- Work request:
Look through the records and report how many lines include the word "image", with no other words.

- Available data:
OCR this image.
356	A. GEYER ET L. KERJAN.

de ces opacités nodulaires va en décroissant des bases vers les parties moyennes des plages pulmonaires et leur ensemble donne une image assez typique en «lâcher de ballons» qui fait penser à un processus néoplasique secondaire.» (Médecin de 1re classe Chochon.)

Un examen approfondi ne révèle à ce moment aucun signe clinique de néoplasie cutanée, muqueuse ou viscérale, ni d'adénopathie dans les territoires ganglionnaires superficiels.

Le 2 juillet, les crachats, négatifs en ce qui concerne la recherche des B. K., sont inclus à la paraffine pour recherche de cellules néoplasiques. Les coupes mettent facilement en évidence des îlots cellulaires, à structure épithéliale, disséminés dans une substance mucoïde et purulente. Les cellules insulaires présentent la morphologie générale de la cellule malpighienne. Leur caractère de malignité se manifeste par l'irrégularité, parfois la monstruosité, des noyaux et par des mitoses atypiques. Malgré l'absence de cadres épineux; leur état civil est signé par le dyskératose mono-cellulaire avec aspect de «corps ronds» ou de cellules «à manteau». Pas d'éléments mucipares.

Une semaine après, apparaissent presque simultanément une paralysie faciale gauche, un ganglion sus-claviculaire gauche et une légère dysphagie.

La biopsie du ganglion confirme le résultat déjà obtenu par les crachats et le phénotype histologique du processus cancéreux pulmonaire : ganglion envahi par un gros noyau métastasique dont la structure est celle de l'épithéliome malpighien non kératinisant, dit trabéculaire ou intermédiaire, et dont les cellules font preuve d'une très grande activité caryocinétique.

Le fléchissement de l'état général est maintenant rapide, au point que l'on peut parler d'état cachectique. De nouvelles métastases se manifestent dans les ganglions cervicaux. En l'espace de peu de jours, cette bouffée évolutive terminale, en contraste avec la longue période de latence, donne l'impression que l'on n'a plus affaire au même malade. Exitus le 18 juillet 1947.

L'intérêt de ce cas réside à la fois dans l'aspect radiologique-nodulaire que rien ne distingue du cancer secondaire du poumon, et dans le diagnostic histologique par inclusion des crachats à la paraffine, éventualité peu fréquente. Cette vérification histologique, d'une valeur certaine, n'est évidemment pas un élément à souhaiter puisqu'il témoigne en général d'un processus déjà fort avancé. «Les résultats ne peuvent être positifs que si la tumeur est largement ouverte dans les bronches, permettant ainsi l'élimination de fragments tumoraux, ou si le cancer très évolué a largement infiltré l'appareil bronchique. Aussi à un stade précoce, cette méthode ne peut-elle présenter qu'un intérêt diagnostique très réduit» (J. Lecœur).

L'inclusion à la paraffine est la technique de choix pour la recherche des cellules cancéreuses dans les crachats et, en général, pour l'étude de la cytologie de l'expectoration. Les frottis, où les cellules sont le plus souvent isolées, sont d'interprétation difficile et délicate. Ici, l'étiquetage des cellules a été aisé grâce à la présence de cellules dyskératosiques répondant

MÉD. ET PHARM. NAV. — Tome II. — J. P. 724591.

- Output of the exercise:
2